* **Your goal**
Can you return, with no changes, the lines of the records starting at the very first line and ending at the line that contains "- y-tick-label: 400: [57, 286, 77, 300]", with both of those lines included?

Stored dataset items
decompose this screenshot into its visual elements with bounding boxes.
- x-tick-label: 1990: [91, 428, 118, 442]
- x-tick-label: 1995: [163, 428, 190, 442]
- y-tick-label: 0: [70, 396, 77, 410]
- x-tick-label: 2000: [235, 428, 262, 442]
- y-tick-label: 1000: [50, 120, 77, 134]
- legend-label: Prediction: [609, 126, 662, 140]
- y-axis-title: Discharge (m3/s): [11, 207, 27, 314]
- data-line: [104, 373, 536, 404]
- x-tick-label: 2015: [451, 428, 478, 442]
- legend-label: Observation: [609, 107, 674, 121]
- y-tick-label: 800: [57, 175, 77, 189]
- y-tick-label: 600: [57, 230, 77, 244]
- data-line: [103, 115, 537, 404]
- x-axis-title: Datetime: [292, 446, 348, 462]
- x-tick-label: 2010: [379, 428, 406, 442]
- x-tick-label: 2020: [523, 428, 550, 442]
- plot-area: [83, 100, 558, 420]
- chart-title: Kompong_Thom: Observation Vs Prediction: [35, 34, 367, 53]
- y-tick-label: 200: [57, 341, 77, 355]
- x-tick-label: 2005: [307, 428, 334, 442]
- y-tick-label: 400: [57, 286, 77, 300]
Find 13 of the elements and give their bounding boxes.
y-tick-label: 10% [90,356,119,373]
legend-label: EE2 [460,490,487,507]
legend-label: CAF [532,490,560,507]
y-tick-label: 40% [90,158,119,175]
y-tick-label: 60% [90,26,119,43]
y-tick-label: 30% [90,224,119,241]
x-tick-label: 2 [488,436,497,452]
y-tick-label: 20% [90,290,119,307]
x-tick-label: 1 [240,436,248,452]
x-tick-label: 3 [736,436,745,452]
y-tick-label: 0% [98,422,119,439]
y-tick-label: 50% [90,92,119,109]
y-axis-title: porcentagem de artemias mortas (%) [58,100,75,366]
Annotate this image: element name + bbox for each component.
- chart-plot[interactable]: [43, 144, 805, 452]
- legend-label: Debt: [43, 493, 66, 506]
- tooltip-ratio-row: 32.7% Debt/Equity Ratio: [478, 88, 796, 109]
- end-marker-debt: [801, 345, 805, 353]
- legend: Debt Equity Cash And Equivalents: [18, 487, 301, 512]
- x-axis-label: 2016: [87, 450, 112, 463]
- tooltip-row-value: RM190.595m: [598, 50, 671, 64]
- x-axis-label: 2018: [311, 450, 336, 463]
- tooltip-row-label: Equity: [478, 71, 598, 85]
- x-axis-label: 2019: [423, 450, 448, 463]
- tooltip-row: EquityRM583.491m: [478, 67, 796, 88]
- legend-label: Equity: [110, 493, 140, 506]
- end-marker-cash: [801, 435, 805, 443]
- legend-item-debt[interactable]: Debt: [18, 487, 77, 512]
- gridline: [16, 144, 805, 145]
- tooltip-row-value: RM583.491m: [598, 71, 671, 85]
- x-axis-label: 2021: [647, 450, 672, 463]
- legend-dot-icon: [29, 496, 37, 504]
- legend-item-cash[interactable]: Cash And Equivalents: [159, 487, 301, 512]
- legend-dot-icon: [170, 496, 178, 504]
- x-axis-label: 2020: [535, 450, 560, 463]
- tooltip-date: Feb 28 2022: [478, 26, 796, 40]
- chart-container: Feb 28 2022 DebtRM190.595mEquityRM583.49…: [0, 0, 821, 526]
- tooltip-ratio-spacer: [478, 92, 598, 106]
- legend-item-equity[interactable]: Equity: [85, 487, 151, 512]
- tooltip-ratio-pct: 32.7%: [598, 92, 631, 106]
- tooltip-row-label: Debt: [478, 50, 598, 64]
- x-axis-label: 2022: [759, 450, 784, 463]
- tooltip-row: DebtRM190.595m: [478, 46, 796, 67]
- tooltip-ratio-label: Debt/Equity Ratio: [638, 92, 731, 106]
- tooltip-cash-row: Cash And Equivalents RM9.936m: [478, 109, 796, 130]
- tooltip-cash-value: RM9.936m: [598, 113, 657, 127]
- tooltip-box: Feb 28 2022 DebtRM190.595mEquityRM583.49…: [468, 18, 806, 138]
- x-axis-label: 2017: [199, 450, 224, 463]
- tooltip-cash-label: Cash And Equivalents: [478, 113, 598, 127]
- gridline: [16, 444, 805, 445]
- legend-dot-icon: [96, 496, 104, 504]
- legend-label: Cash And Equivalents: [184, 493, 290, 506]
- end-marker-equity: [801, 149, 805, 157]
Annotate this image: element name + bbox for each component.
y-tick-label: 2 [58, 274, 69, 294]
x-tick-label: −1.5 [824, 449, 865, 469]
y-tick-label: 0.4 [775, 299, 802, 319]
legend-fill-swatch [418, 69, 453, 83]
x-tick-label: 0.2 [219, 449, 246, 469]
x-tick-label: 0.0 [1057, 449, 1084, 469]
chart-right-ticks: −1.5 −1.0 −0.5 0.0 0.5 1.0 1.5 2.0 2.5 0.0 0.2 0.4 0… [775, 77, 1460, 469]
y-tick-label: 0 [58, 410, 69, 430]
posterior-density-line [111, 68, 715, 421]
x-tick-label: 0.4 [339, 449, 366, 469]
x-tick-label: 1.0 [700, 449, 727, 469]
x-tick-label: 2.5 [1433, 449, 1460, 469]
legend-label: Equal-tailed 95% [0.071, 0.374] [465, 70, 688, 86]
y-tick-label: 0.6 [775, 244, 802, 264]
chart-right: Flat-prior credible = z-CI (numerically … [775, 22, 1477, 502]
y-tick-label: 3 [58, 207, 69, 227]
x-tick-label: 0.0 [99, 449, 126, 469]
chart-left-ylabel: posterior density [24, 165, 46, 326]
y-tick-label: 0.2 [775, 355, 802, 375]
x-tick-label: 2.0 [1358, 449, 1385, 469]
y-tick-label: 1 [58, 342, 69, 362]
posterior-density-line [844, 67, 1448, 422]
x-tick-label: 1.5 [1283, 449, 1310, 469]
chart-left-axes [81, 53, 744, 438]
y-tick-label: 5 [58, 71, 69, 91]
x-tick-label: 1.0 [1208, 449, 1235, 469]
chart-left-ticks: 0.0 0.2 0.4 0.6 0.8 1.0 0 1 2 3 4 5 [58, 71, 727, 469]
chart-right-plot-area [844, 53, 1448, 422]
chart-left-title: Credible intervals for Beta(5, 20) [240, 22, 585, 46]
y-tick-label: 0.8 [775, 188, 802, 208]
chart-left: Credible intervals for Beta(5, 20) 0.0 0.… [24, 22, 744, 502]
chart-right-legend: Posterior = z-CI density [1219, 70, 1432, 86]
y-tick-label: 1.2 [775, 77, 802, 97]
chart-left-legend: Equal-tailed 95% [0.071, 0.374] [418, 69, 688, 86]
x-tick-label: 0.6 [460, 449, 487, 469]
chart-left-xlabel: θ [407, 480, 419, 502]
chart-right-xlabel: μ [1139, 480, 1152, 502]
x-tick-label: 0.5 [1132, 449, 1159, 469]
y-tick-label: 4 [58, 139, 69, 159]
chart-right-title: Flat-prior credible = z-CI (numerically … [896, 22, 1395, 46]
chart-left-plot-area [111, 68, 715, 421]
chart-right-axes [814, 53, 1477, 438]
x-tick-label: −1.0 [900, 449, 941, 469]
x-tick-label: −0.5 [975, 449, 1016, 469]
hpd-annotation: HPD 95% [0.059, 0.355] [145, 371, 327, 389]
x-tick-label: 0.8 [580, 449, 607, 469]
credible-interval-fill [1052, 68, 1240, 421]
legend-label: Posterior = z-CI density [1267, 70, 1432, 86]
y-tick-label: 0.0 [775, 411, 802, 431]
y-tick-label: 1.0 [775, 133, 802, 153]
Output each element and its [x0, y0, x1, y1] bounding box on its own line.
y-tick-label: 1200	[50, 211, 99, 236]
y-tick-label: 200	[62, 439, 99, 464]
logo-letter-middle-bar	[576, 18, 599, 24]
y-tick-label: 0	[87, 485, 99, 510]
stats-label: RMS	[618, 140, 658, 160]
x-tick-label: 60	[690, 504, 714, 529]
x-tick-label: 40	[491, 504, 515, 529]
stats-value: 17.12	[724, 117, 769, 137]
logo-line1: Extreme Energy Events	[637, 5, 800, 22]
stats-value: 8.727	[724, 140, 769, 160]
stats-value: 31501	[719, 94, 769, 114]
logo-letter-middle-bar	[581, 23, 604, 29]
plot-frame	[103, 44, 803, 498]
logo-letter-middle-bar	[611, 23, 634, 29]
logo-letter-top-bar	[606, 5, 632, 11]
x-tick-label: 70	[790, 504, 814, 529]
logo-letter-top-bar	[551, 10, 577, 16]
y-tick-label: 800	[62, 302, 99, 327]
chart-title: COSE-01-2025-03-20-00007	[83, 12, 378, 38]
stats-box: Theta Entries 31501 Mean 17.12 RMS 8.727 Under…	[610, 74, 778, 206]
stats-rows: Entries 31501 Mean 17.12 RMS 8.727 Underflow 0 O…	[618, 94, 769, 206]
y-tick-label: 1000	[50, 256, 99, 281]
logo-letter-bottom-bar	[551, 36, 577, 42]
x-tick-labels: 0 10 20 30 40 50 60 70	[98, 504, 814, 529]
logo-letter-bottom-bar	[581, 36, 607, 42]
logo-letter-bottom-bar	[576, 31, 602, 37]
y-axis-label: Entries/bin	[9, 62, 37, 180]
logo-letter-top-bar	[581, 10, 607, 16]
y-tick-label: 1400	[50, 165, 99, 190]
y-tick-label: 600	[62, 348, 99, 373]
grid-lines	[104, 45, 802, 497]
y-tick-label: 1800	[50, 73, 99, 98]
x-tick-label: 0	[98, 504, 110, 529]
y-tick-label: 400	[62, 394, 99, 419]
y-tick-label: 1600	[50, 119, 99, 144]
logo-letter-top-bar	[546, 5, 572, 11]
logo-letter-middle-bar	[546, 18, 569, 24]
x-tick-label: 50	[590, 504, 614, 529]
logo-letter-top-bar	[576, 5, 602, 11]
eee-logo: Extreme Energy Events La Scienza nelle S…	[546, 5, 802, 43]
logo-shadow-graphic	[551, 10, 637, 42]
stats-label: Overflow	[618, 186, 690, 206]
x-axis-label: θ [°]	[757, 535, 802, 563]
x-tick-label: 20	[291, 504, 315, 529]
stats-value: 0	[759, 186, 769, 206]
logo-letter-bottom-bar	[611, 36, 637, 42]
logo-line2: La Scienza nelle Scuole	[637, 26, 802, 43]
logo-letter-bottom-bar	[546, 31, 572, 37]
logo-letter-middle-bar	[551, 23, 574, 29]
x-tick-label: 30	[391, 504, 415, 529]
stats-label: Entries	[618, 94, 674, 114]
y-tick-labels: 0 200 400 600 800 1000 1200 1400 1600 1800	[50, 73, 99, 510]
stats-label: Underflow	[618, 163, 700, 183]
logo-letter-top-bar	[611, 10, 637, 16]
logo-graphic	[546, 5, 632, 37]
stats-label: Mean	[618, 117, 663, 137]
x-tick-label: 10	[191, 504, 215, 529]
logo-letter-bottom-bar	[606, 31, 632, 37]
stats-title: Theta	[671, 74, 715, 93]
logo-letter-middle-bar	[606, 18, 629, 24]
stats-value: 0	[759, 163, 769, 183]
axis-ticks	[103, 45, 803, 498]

* **Result of this task**
decompose this screenshot into its visual elements with bounding boxes.
- x-tick-label: 1990: [91, 428, 118, 442]
- x-tick-label: 1995: [163, 428, 190, 442]
- y-tick-label: 0: [70, 396, 77, 410]
- x-tick-label: 2000: [235, 428, 262, 442]
- y-tick-label: 1000: [50, 120, 77, 134]
- legend-label: Prediction: [609, 126, 662, 140]
- y-axis-title: Discharge (m3/s): [11, 207, 27, 314]
- data-line: [104, 373, 536, 404]
- x-tick-label: 2015: [451, 428, 478, 442]
- legend-label: Observation: [609, 107, 674, 121]
- y-tick-label: 800: [57, 175, 77, 189]
- y-tick-label: 600: [57, 230, 77, 244]
- data-line: [103, 115, 537, 404]
- x-axis-title: Datetime: [292, 446, 348, 462]
- x-tick-label: 2010: [379, 428, 406, 442]
- x-tick-label: 2020: [523, 428, 550, 442]
- plot-area: [83, 100, 558, 420]
- chart-title: Kompong_Thom: Observation Vs Prediction: [35, 34, 367, 53]
- y-tick-label: 200: [57, 341, 77, 355]
- x-tick-label: 2005: [307, 428, 334, 442]
- y-tick-label: 400: [57, 286, 77, 300]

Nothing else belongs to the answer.